→ **Aim**
Write out the records again, exactly, leaving none out.

Data entries for graphics
○ ○ ○ ○ ○ ○ ○
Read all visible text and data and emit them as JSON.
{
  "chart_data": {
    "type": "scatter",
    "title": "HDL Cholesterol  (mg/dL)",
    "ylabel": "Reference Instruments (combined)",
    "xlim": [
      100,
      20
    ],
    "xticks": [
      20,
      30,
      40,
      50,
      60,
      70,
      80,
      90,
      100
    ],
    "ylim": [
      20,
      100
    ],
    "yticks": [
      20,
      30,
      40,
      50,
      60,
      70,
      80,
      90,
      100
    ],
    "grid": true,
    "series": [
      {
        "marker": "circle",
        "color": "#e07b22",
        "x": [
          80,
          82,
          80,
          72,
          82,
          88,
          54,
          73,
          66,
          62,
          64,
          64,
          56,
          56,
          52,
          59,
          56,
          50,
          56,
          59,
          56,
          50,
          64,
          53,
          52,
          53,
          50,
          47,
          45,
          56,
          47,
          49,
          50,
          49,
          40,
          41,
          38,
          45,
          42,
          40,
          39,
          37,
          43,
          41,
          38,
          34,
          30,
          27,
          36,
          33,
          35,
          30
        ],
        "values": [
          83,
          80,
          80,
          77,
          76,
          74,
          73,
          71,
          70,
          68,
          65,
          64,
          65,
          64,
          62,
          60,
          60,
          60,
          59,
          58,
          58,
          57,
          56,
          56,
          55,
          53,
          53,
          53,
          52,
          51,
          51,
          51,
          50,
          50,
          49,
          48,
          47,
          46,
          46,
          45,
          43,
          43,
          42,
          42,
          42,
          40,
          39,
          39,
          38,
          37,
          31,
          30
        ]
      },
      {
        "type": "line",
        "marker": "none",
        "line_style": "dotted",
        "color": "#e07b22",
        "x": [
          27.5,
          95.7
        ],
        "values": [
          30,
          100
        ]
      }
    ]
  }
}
○ ○ ○ ○ ○ ○ ○
→ **Result of this task**
Read all visible text and data and emit them as JSON.
{
  "chart_data": {
    "type": "scatter",
    "title": "HDL Cholesterol  (mg/dL)",
    "ylabel": "Reference Instruments (combined)",
    "xlim": [
      100,
      20
    ],
    "xticks": [
      20,
      30,
      40,
      50,
      60,
      70,
      80,
      90,
      100
    ],
    "ylim": [
      20,
      100
    ],
    "yticks": [
      20,
      30,
      40,
      50,
      60,
      70,
      80,
      90,
      100
    ],
    "grid": true,
    "series": [
      {
        "marker": "circle",
        "color": "#e07b22",
        "x": [
          80,
          82,
          80,
          72,
          82,
          88,
          54,
          73,
          66,
          62,
          64,
          64,
          56,
          56,
          52,
          59,
          56,
          50,
          56,
          59,
          56,
          50,
          64,
          53,
          52,
          53,
          50,
          47,
          45,
          56,
          47,
          49,
          50,
          49,
          40,
          41,
          38,
          45,
          42,
          40,
          39,
          37,
          43,
          41,
          38,
          34,
          30,
          27,
          36,
          33,
          35,
          30
        ],
        "values": [
          83,
          80,
          80,
          77,
          76,
          74,
          73,
          71,
          70,
          68,
          65,
          64,
          65,
          64,
          62,
          60,
          60,
          60,
          59,
          58,
          58,
          57,
          56,
          56,
          55,
          53,
          53,
          53,
          52,
          51,
          51,
          51,
          50,
          50,
          49,
          48,
          47,
          46,
          46,
          45,
          43,
          43,
          42,
          42,
          42,
          40,
          39,
          39,
          38,
          37,
          31,
          30
        ]
      },
      {
        "type": "line",
        "marker": "none",
        "line_style": "dotted",
        "color": "#e07b22",
        "x": [
          27.5,
          95.7
        ],
        "values": [
          30,
          100
        ]
      }
    ]
  }
}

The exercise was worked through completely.